▶ **Exercise directions**
State how many lines in the records hold the word "ylabel", giving the number and no other text.
▬▬▬
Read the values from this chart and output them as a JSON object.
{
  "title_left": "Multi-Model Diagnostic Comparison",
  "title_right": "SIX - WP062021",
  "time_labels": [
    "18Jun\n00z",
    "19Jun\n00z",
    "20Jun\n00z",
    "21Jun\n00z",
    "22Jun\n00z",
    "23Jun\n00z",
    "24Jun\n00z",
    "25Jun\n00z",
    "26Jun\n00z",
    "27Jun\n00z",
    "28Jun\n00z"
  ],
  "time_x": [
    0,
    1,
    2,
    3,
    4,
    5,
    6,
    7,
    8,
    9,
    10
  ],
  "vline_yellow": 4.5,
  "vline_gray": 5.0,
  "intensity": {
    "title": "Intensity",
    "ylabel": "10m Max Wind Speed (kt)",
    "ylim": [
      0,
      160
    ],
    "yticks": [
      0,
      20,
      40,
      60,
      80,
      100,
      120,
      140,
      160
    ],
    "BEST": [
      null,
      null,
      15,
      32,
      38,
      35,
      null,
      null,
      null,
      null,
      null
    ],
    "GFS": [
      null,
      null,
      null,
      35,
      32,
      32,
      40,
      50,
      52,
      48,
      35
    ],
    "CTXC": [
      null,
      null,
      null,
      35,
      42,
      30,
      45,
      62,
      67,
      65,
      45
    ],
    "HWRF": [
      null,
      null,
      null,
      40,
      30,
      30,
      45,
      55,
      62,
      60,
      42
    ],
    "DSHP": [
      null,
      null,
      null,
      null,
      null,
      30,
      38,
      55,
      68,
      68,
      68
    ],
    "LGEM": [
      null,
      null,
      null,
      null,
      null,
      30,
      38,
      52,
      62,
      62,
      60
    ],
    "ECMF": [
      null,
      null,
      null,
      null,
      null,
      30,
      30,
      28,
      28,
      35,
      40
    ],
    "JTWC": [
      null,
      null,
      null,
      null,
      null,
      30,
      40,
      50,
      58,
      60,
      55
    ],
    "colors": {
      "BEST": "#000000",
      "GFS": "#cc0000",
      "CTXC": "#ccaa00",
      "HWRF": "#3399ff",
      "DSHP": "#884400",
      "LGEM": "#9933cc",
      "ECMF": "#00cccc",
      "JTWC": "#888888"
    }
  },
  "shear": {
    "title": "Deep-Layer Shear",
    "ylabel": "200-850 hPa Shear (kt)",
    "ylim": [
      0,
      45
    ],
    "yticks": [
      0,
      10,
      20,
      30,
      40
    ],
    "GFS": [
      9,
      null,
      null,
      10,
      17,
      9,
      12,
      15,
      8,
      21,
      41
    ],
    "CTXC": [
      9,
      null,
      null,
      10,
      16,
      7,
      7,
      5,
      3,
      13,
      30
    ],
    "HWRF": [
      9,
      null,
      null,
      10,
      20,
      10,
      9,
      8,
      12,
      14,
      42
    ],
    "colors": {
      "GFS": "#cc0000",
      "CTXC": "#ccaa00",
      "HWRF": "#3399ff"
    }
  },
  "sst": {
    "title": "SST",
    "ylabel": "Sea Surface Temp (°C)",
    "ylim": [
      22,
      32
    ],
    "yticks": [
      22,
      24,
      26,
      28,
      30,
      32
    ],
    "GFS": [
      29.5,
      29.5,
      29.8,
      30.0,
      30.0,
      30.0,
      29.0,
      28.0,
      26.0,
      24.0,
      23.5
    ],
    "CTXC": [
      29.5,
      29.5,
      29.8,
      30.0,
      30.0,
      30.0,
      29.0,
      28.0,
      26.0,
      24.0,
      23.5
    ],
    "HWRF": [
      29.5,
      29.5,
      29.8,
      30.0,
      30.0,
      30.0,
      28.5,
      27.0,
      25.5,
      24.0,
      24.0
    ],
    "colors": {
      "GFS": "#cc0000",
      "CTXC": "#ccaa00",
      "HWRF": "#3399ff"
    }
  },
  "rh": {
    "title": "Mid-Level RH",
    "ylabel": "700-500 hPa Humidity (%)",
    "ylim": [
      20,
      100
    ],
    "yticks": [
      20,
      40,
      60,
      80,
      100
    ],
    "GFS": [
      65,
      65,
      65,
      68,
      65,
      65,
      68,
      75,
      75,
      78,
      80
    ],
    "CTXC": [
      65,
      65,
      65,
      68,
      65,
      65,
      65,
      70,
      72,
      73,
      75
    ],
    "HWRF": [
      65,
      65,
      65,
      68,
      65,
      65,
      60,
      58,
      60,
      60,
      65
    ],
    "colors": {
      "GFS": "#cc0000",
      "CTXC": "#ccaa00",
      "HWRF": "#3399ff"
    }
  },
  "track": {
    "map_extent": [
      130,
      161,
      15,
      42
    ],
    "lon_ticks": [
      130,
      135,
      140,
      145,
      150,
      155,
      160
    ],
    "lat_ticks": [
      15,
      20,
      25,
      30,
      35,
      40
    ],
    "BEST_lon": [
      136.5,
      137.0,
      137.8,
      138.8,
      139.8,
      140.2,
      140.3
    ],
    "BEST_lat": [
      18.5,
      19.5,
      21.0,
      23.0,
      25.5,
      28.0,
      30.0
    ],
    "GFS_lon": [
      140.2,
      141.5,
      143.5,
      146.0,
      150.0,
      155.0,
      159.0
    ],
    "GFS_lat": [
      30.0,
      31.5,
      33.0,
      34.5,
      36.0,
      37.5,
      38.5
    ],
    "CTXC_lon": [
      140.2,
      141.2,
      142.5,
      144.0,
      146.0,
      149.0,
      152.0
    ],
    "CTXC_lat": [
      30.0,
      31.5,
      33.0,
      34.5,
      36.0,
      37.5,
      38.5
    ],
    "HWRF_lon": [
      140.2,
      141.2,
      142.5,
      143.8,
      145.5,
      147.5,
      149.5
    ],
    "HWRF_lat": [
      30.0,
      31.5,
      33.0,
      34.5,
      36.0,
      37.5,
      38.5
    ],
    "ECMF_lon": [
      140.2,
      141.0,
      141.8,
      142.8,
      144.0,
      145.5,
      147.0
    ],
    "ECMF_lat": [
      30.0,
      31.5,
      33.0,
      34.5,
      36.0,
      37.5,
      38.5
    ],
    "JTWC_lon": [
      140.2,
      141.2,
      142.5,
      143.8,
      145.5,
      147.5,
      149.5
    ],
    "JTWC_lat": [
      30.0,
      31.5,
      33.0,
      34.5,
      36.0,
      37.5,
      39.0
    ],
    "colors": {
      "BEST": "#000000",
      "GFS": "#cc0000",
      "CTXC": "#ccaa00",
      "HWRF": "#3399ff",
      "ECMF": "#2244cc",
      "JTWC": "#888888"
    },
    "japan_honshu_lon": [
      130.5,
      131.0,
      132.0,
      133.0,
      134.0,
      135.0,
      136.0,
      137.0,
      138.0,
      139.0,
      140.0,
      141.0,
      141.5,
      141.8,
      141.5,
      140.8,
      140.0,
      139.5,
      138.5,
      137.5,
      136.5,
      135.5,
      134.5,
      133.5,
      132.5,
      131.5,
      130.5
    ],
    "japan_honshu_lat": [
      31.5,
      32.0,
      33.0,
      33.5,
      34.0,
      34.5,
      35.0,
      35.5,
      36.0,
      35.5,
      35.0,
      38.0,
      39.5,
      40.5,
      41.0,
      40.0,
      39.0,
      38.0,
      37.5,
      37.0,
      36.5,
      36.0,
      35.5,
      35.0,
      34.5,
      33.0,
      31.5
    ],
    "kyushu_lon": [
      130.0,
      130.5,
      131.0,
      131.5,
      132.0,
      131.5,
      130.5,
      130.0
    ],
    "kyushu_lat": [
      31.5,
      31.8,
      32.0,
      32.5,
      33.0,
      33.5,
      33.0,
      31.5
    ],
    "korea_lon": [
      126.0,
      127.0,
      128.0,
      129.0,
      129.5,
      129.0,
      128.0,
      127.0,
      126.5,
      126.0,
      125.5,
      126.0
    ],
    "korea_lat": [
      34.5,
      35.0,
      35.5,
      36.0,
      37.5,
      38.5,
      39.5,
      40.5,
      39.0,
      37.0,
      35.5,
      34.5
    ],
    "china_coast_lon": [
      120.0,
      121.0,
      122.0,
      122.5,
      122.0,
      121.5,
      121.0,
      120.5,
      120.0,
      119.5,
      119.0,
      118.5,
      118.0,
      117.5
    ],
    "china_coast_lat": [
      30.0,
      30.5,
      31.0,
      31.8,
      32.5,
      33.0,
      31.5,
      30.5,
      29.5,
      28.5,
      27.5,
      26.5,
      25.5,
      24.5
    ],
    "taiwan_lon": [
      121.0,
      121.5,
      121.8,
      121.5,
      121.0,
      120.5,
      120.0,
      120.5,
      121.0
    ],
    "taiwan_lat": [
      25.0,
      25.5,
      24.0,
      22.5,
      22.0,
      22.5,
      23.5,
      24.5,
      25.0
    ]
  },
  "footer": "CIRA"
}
▬▬▬
▶ **Response below**
4